• Prompt: Extract every line below, verbatim.

• Dataset entries:
────────────────────

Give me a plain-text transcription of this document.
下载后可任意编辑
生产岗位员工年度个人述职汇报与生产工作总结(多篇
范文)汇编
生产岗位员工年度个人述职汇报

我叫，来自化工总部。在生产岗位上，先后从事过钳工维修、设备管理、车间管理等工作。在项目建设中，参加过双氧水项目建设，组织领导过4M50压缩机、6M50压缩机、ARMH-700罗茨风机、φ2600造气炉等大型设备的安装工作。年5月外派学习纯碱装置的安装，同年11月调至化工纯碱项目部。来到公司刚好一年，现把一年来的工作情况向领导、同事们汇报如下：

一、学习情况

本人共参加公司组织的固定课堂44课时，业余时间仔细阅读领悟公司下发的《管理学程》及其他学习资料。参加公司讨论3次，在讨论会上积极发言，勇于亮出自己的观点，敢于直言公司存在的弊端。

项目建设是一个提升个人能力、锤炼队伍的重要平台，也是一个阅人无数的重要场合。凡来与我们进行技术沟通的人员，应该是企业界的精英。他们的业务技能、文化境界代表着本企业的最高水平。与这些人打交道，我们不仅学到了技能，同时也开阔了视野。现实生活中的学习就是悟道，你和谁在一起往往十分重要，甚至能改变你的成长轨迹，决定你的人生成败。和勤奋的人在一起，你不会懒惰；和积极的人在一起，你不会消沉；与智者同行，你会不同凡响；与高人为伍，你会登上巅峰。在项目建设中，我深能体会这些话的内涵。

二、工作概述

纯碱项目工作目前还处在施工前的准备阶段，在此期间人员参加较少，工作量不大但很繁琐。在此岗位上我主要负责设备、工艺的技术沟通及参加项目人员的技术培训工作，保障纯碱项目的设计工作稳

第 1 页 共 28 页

────────────────────

• Answer for this exercise:
Give me a plain-text transcription of this document.
下载后可任意编辑
生产岗位员工年度个人述职汇报与生产工作总结(多篇
范文)汇编
生产岗位员工年度个人述职汇报

我叫，来自化工总部。在生产岗位上，先后从事过钳工维修、设备管理、车间管理等工作。在项目建设中，参加过双氧水项目建设，组织领导过4M50压缩机、6M50压缩机、ARMH-700罗茨风机、φ2600造气炉等大型设备的安装工作。年5月外派学习纯碱装置的安装，同年11月调至化工纯碱项目部。来到公司刚好一年，现把一年来的工作情况向领导、同事们汇报如下：

一、学习情况

本人共参加公司组织的固定课堂44课时，业余时间仔细阅读领悟公司下发的《管理学程》及其他学习资料。参加公司讨论3次，在讨论会上积极发言，勇于亮出自己的观点，敢于直言公司存在的弊端。

项目建设是一个提升个人能力、锤炼队伍的重要平台，也是一个阅人无数的重要场合。凡来与我们进行技术沟通的人员，应该是企业界的精英。他们的业务技能、文化境界代表着本企业的最高水平。与这些人打交道，我们不仅学到了技能，同时也开阔了视野。现实生活中的学习就是悟道，你和谁在一起往往十分重要，甚至能改变你的成长轨迹，决定你的人生成败。和勤奋的人在一起，你不会懒惰；和积极的人在一起，你不会消沉；与智者同行，你会不同凡响；与高人为伍，你会登上巅峰。在项目建设中，我深能体会这些话的内涵。

二、工作概述

纯碱项目工作目前还处在施工前的准备阶段，在此期间人员参加较少，工作量不大但很繁琐。在此岗位上我主要负责设备、工艺的技术沟通及参加项目人员的技术培训工作，保障纯碱项目的设计工作稳

第 1 页 共 28 页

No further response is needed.